*STATED PROBLEM*
Copy every line in the records below that contains the word "triangle".

====

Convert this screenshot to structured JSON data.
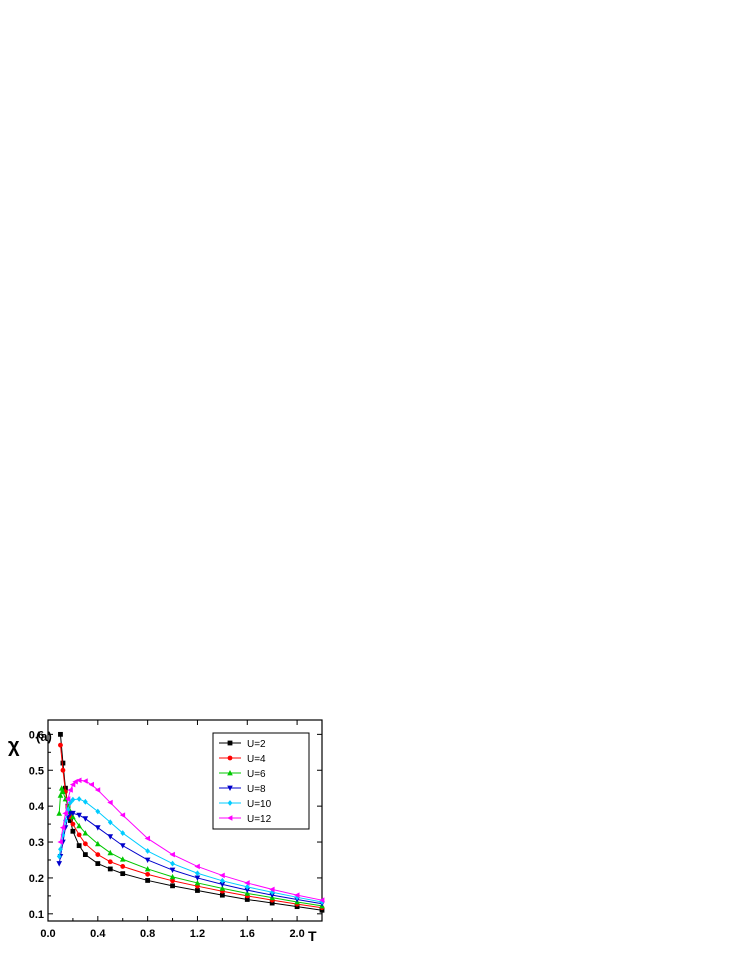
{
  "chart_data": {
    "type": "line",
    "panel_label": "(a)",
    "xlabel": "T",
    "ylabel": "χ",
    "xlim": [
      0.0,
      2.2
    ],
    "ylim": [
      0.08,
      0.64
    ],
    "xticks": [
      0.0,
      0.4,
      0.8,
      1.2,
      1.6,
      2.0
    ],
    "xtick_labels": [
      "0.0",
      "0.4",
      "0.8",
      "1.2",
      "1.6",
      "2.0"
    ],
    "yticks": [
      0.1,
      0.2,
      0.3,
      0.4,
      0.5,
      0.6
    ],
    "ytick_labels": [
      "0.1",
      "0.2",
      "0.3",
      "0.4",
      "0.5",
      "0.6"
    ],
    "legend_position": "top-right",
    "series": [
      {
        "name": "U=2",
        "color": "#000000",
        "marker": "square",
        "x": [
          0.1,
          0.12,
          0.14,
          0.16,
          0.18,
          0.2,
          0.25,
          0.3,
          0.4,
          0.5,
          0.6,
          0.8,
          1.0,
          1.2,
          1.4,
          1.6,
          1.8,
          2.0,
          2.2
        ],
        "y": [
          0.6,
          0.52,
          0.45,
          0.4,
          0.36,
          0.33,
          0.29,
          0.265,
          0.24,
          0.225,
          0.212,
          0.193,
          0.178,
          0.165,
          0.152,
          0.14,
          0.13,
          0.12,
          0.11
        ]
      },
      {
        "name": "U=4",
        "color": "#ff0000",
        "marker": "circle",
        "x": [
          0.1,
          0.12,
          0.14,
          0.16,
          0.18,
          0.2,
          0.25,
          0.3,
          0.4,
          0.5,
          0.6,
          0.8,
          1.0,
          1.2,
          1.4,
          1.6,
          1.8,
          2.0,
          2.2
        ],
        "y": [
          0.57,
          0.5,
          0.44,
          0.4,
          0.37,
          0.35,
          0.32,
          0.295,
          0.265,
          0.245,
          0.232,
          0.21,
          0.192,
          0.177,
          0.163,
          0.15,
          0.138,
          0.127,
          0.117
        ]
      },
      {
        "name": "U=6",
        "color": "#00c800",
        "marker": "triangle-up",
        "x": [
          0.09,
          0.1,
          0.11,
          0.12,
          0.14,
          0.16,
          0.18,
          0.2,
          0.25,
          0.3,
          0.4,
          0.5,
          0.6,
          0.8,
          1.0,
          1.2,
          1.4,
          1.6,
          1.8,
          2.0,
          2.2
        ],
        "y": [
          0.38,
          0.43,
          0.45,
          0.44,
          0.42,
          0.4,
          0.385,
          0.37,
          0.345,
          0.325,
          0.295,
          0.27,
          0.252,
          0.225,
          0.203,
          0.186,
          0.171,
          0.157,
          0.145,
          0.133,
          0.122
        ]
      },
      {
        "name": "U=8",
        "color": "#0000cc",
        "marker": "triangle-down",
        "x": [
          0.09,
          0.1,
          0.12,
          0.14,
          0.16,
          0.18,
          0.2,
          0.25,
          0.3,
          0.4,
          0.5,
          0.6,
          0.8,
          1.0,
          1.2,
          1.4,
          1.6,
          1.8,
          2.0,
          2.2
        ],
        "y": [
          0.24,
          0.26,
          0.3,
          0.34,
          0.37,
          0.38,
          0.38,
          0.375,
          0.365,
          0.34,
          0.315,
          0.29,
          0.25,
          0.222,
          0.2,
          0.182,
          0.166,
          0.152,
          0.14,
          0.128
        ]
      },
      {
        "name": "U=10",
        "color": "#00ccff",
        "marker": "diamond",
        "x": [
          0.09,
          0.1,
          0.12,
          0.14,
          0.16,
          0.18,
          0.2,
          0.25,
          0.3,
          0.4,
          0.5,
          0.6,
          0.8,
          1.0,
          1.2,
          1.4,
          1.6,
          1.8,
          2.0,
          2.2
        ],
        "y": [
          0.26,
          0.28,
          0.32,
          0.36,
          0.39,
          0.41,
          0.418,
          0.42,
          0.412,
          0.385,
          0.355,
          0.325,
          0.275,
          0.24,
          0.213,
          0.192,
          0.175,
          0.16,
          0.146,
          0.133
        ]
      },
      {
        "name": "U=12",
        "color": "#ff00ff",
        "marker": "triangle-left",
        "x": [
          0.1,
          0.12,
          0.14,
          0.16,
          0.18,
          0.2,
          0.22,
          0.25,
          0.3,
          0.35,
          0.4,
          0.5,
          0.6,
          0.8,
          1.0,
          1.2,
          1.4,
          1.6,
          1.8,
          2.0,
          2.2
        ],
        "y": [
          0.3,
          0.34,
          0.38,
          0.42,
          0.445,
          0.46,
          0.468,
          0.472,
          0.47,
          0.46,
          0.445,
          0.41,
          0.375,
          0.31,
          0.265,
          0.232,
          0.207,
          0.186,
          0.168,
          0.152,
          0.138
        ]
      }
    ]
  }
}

====

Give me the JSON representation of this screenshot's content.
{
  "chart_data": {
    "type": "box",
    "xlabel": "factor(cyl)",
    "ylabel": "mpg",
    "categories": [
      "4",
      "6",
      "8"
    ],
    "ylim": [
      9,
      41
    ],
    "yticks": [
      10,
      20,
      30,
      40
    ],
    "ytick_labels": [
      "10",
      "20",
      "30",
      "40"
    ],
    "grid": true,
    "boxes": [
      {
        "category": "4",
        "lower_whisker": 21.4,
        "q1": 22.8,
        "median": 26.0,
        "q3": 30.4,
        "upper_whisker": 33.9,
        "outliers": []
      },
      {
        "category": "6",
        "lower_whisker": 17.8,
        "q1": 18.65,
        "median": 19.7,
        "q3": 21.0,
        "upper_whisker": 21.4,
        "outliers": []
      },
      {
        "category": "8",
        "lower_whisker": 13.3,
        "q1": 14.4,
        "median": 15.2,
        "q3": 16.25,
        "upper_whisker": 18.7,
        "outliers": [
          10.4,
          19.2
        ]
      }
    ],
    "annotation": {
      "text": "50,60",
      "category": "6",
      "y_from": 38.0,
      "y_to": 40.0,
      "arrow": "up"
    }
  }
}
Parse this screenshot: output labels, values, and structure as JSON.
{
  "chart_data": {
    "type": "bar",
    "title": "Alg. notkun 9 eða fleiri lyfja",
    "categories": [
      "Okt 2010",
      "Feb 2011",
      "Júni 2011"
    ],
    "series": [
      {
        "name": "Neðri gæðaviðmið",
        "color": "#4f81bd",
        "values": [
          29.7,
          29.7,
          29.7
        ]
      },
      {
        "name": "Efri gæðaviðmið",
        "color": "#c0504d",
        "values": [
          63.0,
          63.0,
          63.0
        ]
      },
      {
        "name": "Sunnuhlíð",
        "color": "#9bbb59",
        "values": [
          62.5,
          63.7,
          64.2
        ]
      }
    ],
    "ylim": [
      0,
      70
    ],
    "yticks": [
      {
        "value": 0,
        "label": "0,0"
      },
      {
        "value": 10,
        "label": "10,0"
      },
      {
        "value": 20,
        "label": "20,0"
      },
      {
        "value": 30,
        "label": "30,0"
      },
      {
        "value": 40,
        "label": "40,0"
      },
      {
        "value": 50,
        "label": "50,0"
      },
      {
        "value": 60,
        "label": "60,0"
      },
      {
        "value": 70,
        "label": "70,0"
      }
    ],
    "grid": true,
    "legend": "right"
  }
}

====

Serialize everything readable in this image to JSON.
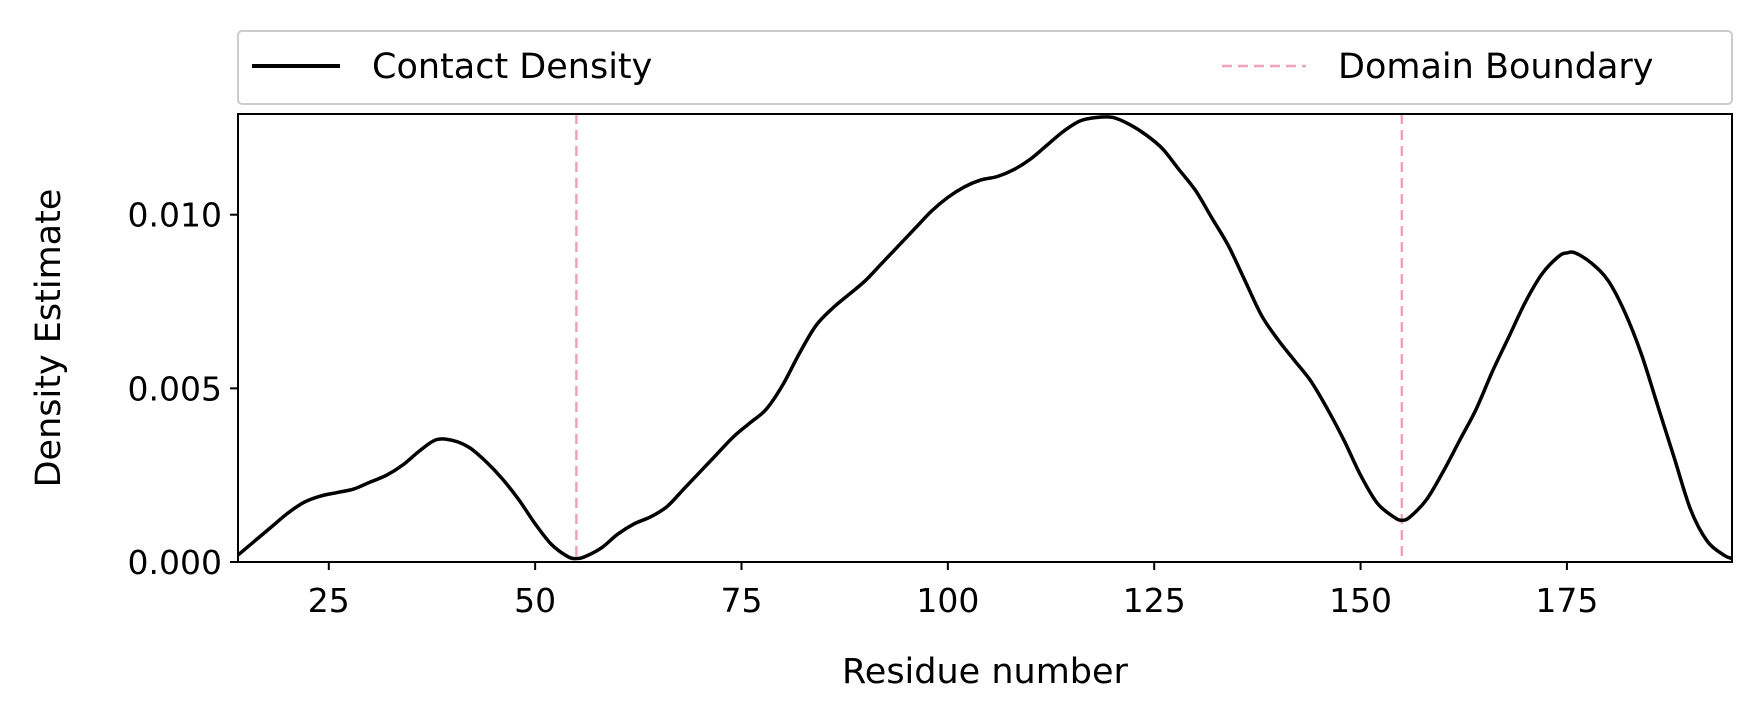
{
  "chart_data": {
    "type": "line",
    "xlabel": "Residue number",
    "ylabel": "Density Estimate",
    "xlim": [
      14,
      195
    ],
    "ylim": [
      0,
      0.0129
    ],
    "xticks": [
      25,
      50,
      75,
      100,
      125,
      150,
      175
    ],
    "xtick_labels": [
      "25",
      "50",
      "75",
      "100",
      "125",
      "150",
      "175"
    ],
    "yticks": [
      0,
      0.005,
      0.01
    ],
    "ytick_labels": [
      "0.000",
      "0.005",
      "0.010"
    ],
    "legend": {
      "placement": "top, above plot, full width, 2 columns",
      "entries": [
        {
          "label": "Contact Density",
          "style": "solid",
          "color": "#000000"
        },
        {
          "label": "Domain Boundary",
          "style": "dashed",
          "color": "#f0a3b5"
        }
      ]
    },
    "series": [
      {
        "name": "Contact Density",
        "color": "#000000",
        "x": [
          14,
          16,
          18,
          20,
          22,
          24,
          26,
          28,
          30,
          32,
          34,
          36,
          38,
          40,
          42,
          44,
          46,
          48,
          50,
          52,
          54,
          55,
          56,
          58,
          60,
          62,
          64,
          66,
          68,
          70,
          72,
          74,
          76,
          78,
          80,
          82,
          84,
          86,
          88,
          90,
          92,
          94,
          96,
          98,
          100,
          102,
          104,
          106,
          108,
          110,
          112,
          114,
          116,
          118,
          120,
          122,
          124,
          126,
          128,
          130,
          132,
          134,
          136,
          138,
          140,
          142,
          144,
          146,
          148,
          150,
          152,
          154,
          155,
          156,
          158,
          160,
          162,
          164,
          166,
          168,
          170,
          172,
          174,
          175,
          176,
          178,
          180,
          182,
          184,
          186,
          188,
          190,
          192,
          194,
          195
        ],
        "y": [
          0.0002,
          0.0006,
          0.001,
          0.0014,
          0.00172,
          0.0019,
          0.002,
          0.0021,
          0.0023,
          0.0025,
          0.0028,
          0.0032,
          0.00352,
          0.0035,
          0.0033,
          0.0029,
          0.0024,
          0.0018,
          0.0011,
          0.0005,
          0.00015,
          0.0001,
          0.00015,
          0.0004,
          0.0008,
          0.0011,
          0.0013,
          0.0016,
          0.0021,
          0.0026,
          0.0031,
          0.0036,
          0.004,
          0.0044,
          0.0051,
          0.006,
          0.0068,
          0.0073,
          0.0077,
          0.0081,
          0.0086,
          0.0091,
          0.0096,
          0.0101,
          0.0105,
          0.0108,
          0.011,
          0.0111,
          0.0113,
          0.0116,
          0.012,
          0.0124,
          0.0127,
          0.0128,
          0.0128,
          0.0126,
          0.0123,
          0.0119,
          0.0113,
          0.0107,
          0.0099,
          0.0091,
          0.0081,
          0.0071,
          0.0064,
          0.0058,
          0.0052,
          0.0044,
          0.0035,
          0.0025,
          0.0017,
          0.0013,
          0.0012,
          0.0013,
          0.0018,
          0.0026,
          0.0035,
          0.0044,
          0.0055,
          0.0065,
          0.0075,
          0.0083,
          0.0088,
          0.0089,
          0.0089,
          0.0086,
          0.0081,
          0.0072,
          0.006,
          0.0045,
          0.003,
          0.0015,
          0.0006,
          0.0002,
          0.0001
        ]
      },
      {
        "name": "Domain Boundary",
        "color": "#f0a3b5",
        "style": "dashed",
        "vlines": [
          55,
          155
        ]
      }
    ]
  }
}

====

*PROBLEM SOLUTION*
        "marker": "triangle-up",
        "marker": "triangle-down",
        "marker": "triangle-left",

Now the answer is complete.